[START Data for the task]
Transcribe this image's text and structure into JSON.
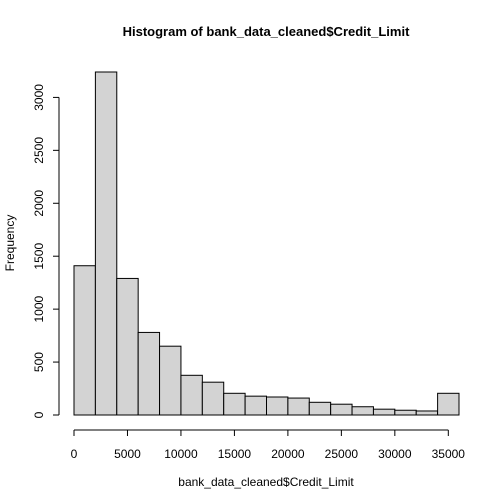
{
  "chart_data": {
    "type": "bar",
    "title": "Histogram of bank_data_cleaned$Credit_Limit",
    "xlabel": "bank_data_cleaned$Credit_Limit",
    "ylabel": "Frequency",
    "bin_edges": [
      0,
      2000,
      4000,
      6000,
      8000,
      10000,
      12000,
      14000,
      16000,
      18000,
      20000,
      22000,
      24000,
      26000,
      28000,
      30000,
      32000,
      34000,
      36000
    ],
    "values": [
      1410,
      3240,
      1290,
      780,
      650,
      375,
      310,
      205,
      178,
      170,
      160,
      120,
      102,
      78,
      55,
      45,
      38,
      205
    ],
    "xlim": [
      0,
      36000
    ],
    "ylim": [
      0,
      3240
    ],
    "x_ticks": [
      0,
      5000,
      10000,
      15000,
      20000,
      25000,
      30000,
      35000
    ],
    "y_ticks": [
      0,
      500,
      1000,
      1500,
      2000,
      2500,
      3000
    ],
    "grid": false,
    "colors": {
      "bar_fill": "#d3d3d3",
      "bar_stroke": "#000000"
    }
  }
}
[END Data for the task]
- _Task instructions_:
Extract the text of all the records above verbatim, excluding pictures.

- _Completed task_:
Transcribe this image's text and structure into JSON.
{
  "chart_data": {
    "type": "bar",
    "title": "Histogram of bank_data_cleaned$Credit_Limit",
    "xlabel": "bank_data_cleaned$Credit_Limit",
    "ylabel": "Frequency",
    "bin_edges": [
      0,
      2000,
      4000,
      6000,
      8000,
      10000,
      12000,
      14000,
      16000,
      18000,
      20000,
      22000,
      24000,
      26000,
      28000,
      30000,
      32000,
      34000,
      36000
    ],
    "values": [
      1410,
      3240,
      1290,
      780,
      650,
      375,
      310,
      205,
      178,
      170,
      160,
      120,
      102,
      78,
      55,
      45,
      38,
      205
    ],
    "xlim": [
      0,
      36000
    ],
    "ylim": [
      0,
      3240
    ],
    "x_ticks": [
      0,
      5000,
      10000,
      15000,
      20000,
      25000,
      30000,
      35000
    ],
    "y_ticks": [
      0,
      500,
      1000,
      1500,
      2000,
      2500,
      3000
    ],
    "grid": false,
    "colors": {
      "bar_fill": "#d3d3d3",
      "bar_stroke": "#000000"
    }
  }
}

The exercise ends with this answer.